- WHAT NEEDS TO BE DONE
Gather the lines that hold the string "NULL".

Stored data entries

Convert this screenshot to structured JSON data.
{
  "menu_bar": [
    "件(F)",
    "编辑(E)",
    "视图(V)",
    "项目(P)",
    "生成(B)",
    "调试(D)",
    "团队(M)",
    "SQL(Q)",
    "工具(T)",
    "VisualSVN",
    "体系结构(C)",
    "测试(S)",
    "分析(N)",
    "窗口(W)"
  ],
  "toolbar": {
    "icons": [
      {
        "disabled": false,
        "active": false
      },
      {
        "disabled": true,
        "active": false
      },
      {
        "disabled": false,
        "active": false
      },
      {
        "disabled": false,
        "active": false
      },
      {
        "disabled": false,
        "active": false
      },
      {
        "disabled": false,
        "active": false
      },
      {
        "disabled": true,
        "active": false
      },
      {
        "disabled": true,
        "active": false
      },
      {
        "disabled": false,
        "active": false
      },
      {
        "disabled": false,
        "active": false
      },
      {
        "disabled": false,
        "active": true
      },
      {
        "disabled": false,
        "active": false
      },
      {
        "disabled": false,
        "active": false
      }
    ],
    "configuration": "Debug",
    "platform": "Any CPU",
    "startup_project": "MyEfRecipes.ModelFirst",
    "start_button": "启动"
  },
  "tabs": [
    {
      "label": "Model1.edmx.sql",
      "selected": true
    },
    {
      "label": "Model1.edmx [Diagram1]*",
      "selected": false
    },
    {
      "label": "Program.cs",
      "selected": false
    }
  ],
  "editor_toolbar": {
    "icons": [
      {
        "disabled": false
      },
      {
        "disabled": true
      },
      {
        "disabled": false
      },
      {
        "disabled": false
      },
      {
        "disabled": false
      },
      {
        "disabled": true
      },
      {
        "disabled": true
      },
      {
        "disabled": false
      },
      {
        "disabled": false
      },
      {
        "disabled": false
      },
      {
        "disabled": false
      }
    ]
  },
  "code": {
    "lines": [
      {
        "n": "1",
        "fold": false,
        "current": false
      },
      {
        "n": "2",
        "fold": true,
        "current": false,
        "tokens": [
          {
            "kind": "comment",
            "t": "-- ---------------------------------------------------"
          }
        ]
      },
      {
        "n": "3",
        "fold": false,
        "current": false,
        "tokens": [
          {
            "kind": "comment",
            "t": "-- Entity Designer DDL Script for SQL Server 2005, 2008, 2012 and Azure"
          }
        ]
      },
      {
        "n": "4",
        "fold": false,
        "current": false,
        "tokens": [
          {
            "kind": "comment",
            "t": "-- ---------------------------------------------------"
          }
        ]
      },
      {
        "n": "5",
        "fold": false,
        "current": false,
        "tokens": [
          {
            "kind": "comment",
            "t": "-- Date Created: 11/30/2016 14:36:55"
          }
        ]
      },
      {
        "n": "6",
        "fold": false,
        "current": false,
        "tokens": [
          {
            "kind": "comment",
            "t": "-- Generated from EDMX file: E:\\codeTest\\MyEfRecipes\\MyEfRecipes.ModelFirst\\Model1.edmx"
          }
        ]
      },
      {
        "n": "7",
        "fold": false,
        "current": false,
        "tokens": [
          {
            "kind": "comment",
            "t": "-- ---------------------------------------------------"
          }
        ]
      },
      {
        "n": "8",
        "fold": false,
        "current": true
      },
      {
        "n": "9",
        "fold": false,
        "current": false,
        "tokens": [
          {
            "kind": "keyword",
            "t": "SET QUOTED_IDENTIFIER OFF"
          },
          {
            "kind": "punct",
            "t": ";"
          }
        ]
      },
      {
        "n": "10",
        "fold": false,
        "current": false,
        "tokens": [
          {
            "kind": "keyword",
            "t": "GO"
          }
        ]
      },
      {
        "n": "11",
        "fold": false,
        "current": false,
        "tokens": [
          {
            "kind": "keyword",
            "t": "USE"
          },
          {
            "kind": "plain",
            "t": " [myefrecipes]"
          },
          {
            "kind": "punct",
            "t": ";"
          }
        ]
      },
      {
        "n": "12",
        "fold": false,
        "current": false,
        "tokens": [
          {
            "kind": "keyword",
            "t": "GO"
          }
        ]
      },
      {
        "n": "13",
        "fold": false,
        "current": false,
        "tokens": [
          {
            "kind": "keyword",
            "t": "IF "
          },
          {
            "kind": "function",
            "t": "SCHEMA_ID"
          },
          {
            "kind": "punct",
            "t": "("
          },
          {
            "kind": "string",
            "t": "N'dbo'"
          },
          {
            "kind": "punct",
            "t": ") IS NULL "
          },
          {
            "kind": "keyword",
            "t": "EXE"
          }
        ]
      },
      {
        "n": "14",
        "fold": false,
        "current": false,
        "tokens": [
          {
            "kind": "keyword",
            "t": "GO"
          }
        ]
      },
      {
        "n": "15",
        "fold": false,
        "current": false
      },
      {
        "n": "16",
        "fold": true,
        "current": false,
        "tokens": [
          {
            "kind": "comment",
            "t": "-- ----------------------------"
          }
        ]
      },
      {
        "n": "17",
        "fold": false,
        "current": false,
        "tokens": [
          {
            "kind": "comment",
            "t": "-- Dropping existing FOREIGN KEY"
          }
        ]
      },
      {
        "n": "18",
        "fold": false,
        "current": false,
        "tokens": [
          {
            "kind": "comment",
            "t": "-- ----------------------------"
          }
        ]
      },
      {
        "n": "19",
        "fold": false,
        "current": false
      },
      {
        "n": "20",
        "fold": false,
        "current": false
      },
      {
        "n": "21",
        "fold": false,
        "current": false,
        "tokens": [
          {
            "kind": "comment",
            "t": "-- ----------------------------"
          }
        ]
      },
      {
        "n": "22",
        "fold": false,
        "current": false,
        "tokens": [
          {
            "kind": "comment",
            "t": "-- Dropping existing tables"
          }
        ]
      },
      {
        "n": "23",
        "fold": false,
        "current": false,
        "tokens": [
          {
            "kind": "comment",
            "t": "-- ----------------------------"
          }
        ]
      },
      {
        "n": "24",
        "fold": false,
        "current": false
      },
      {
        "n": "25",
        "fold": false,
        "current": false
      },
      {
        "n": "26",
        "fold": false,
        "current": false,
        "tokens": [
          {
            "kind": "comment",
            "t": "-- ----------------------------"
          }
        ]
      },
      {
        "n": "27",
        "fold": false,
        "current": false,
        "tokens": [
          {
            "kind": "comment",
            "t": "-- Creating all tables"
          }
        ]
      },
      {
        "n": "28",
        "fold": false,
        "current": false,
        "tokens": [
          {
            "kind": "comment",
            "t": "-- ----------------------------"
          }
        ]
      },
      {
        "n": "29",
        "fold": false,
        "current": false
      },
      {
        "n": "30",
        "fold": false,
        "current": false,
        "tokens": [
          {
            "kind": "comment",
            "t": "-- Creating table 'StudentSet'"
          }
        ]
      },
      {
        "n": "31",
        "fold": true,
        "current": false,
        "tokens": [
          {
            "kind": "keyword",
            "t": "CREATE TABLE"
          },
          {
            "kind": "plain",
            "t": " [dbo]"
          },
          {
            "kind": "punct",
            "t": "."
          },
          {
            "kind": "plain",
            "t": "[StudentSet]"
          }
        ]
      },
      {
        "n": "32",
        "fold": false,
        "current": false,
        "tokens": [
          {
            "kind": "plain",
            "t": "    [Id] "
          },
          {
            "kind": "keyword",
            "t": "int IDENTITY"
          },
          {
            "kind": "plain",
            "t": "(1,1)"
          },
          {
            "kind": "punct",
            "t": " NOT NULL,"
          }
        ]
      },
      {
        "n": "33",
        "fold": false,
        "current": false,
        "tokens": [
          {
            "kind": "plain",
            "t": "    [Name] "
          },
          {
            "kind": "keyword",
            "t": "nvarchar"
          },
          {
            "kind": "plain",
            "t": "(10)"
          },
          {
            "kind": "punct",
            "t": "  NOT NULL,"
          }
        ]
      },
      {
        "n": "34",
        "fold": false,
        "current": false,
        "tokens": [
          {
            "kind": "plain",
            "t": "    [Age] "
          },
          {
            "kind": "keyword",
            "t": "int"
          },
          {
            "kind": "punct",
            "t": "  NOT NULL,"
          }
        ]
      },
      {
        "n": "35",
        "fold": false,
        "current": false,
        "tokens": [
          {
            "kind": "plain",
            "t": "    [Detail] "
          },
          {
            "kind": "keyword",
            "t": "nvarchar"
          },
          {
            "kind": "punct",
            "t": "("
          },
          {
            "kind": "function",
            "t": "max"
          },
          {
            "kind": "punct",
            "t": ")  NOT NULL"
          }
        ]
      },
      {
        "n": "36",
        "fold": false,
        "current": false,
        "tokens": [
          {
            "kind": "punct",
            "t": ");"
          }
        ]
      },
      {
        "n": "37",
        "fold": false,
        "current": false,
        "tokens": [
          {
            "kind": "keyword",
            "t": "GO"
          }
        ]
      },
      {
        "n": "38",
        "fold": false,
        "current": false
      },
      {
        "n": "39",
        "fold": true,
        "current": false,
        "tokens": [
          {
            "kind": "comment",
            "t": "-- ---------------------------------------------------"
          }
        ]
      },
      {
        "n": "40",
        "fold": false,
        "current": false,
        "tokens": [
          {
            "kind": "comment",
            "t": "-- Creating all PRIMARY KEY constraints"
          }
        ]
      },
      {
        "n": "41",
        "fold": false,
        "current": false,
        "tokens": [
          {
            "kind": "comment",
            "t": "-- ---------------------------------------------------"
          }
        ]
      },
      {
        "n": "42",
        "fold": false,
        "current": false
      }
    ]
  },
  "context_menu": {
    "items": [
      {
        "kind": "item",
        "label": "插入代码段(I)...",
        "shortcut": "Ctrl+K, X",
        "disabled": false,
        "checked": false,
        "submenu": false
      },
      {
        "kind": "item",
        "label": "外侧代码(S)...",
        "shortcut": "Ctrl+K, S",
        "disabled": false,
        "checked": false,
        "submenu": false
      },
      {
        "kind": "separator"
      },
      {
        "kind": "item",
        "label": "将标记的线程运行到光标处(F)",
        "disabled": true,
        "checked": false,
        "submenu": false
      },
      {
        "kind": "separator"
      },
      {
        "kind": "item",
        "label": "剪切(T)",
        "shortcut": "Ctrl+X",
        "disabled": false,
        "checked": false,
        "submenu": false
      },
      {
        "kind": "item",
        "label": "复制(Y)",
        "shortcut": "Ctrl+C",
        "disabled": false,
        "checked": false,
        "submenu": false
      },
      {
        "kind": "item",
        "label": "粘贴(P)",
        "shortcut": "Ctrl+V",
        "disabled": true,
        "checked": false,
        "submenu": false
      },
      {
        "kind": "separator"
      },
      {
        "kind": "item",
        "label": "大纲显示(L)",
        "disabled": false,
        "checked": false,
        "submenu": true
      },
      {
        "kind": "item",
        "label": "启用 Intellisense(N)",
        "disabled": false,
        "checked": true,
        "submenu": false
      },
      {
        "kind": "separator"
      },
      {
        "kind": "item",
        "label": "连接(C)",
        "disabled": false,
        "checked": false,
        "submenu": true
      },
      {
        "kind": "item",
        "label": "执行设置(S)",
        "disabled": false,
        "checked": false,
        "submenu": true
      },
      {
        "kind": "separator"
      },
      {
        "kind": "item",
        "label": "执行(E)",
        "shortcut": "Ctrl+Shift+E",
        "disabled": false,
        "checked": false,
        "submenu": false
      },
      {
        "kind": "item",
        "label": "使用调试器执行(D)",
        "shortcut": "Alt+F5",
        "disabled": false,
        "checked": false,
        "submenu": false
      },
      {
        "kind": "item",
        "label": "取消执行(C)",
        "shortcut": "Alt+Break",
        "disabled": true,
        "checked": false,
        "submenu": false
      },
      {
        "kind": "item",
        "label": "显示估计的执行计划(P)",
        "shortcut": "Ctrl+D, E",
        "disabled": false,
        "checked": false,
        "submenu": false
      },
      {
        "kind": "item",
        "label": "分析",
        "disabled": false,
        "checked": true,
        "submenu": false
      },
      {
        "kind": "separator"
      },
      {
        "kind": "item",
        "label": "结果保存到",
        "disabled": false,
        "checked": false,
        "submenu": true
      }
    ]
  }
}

- CORRECT RESULT
            "t": ") IS NULL "
            "t": " NOT NULL,"
            "t": "  NOT NULL,"
            "t": "  NOT NULL,"
            "t": ")  NOT NULL"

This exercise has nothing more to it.